╭─ Provided records
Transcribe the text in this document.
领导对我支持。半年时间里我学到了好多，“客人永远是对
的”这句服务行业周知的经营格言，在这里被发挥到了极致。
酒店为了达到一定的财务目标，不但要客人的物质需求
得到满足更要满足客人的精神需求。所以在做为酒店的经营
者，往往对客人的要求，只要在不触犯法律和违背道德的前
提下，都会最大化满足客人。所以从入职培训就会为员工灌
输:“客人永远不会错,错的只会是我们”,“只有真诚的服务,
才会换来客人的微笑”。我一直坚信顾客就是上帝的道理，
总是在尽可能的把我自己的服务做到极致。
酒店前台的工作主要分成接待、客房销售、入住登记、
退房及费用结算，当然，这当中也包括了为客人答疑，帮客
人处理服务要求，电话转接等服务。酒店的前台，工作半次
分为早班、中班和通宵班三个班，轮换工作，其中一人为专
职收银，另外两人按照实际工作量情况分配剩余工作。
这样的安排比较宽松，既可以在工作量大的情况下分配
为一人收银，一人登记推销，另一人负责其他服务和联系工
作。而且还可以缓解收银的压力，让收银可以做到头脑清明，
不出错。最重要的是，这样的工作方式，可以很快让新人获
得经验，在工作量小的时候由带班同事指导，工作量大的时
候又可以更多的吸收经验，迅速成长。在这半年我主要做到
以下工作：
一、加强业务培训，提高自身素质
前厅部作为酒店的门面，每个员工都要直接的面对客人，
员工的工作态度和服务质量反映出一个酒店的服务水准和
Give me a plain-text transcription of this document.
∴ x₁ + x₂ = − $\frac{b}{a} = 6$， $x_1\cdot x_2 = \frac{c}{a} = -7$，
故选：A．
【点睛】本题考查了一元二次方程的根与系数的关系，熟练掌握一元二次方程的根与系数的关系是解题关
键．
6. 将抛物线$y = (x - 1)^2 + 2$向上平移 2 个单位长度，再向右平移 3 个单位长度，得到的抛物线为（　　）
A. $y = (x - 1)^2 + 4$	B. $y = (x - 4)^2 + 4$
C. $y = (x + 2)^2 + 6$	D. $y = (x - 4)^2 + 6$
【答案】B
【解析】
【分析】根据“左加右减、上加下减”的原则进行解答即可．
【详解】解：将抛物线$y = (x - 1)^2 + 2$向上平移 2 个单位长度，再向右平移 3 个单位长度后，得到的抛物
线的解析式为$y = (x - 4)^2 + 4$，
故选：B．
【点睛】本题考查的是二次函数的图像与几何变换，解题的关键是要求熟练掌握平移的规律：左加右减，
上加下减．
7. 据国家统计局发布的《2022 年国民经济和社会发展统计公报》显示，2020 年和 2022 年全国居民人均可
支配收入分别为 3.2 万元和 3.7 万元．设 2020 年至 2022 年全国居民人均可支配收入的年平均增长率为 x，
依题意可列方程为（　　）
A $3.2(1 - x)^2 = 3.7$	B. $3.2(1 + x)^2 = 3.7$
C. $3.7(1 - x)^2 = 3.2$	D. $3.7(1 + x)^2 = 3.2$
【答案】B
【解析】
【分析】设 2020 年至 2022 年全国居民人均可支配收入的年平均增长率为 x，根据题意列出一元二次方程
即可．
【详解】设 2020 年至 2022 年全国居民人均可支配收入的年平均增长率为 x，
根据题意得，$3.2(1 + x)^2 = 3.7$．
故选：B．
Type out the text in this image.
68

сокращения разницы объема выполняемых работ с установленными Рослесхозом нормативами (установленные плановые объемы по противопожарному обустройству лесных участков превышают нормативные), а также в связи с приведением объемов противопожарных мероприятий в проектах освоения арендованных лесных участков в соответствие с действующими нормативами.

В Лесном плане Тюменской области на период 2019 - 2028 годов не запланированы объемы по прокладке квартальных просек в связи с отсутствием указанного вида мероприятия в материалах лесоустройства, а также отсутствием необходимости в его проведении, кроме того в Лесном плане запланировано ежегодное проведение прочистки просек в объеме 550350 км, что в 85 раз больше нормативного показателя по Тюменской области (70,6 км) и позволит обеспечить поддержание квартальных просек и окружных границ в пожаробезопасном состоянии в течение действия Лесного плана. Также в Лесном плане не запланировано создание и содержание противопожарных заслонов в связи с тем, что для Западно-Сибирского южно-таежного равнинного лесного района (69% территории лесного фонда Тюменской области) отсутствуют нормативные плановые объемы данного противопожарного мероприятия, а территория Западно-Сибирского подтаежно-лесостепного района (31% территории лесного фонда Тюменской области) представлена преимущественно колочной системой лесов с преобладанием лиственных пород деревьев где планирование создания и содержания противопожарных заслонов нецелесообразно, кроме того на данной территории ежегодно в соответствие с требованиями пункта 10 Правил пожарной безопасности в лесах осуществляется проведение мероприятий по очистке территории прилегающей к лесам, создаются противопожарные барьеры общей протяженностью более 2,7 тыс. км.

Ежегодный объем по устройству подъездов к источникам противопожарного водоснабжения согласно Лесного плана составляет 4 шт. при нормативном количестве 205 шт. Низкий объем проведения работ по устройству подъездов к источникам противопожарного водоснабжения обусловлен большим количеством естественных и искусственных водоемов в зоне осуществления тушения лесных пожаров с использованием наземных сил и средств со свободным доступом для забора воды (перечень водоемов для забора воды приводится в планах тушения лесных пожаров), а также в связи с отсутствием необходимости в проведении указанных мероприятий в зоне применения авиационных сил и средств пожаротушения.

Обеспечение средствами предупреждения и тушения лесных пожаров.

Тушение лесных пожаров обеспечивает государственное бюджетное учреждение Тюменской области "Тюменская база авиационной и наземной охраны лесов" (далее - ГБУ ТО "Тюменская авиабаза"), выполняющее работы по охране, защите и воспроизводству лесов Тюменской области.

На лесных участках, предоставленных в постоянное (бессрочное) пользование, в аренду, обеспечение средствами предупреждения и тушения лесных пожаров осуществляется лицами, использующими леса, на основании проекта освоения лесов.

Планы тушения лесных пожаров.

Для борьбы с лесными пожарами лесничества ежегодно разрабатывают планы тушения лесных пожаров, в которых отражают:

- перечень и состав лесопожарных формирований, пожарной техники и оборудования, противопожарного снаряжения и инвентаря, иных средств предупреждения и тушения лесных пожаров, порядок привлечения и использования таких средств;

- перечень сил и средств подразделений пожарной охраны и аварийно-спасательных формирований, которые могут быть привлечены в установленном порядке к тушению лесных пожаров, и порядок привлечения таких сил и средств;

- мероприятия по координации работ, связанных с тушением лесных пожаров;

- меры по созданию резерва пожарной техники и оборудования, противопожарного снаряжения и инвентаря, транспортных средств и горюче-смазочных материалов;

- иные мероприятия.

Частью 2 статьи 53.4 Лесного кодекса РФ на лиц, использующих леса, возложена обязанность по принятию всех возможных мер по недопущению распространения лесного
╰─
__What is needed__:
For each line of the entries that includes "порядок", show that line.

__Final result__:
- перечень и состав лесопожарных формирований, пожарной техники и оборудования, противопожарного снаряжения и инвентаря, иных средств предупреждения и тушения лесных пожаров, порядок привлечения и использования таких средств;
- перечень сил и средств подразделений пожарной охраны и аварийно-спасательных формирований, которые могут быть привлечены в установленном порядке к тушению лесных пожаров, и порядок привлечения таких сил и средств;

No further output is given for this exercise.